++++ DATASET EXTRACT
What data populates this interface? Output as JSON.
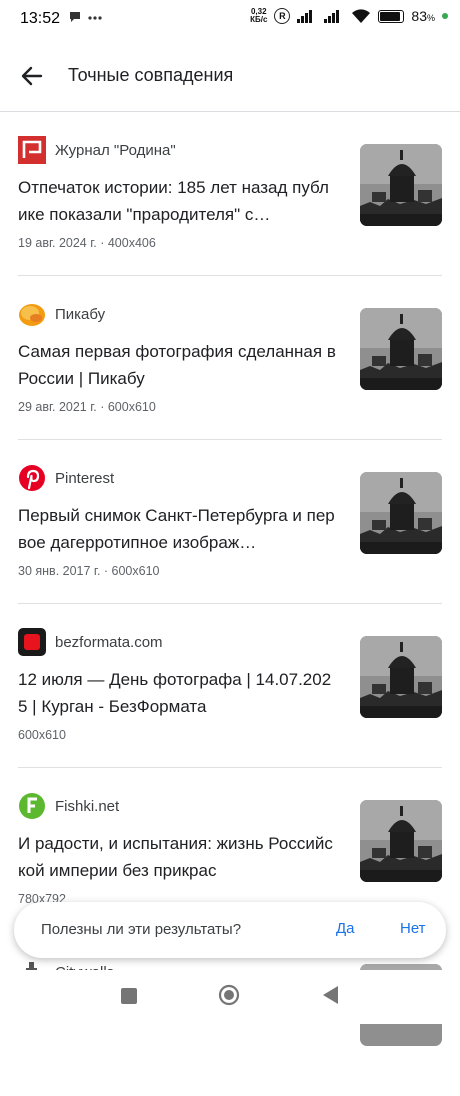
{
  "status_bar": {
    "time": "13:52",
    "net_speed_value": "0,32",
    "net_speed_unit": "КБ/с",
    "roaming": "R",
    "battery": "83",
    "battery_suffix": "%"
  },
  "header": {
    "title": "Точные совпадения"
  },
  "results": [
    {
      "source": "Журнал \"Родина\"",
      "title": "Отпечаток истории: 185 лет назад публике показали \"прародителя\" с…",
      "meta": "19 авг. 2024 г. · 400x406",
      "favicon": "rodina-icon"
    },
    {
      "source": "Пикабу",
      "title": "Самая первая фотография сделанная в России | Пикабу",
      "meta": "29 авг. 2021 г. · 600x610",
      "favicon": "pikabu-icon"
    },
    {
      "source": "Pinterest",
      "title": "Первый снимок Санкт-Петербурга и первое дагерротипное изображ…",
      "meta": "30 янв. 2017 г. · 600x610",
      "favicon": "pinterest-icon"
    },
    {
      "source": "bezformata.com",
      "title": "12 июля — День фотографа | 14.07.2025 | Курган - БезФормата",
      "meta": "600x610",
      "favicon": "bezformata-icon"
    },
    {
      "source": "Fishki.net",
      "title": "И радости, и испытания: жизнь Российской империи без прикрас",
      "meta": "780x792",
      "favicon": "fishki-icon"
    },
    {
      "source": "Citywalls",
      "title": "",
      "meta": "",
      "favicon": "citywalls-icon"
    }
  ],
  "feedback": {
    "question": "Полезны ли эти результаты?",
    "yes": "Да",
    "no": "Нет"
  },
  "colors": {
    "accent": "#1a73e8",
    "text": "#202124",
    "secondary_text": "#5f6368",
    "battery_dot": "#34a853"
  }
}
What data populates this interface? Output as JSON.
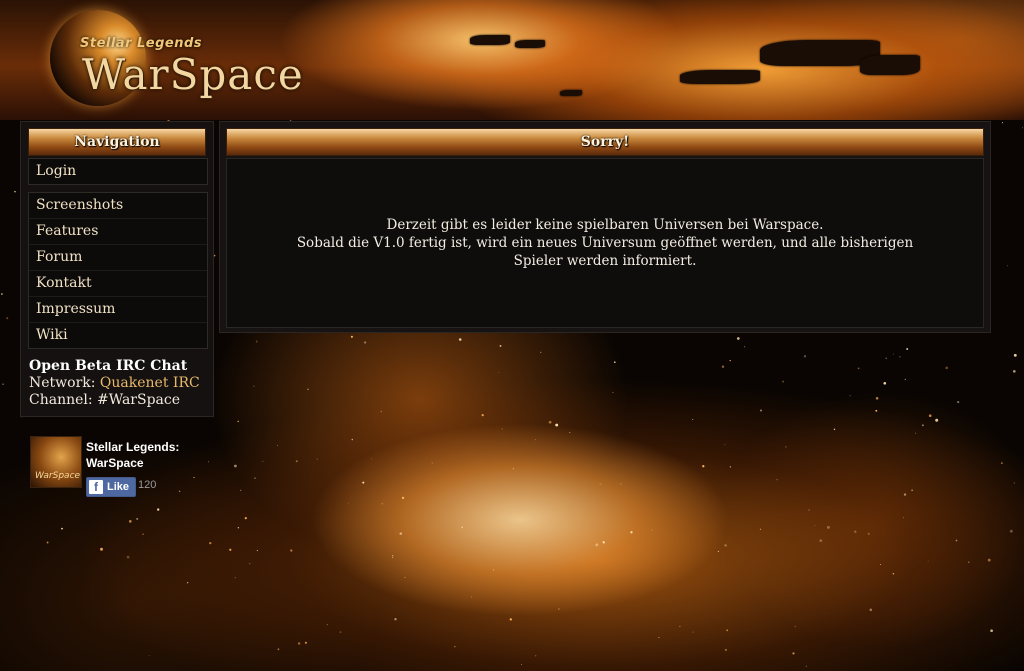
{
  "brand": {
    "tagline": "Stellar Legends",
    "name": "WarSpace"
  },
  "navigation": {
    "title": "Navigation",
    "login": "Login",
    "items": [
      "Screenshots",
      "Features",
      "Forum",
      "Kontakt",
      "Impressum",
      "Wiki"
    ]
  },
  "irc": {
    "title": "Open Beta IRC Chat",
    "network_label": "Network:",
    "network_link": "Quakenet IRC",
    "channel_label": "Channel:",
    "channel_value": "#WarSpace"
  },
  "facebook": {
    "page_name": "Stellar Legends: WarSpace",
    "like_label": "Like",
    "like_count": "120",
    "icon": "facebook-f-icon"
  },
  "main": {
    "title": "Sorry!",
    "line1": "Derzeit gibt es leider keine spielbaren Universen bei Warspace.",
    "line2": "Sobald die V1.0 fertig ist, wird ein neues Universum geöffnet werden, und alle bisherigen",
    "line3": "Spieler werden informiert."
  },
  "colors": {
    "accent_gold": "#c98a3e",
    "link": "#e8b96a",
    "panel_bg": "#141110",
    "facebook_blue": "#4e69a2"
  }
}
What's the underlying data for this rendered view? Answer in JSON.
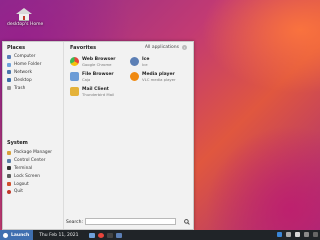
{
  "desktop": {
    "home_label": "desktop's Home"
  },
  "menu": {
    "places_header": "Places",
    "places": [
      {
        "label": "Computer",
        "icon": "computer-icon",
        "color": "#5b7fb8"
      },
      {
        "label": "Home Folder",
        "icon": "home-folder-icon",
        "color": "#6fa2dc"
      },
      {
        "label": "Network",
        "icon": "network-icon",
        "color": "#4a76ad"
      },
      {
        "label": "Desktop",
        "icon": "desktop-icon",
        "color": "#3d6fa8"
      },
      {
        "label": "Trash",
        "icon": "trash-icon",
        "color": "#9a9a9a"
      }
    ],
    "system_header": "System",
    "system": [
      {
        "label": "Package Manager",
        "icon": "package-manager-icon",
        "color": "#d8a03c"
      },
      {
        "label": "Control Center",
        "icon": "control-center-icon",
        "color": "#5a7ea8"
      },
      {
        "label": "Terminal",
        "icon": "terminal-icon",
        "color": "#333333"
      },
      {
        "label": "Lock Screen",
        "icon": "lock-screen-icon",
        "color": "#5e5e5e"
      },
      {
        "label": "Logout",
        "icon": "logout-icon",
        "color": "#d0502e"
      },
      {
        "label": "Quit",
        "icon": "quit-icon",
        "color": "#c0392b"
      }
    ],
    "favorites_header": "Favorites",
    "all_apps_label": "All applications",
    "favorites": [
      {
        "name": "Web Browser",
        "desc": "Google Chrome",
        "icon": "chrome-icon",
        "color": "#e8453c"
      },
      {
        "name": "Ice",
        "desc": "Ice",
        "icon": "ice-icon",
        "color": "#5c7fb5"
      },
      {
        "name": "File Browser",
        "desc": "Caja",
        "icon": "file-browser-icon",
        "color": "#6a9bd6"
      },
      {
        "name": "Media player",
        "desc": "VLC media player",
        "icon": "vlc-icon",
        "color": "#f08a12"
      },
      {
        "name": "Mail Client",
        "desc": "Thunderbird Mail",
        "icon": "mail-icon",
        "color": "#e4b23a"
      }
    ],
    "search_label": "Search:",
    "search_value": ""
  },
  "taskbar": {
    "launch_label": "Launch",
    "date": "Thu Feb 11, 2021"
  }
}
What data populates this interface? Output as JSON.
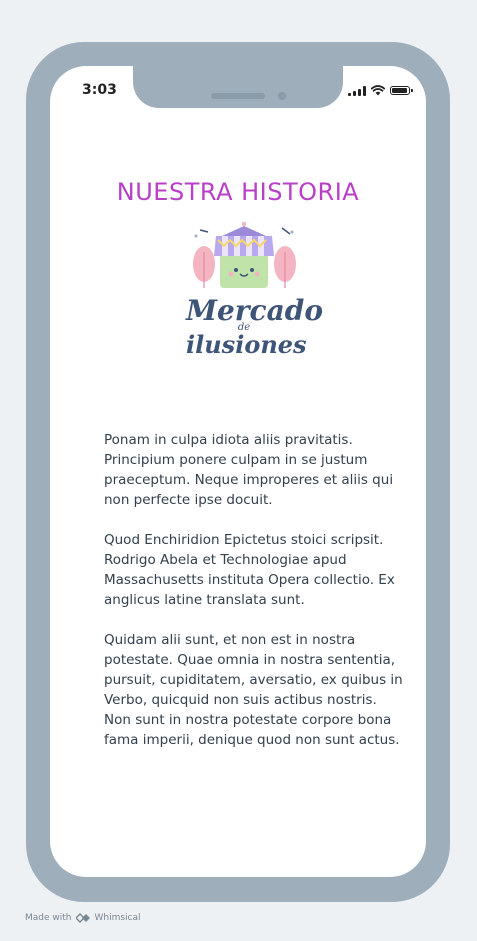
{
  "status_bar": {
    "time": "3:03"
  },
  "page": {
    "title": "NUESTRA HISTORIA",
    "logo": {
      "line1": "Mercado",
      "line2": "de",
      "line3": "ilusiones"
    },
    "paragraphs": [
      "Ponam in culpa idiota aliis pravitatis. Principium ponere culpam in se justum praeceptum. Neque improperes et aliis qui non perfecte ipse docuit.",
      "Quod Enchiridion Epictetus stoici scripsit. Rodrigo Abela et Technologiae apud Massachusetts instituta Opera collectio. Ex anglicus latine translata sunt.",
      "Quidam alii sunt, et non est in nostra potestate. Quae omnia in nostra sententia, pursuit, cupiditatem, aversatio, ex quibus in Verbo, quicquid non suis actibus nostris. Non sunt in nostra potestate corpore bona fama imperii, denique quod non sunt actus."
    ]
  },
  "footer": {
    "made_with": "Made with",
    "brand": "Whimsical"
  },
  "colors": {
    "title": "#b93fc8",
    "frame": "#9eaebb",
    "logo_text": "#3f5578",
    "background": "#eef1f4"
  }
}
++++++++
__WHAT TO DO__:
Copy all lines from the material that hold "Legends".

__OUTPUT BELOW__:
    "tagline": "Stellar Legends",
    "page_name": "Stellar Legends: WarSpace",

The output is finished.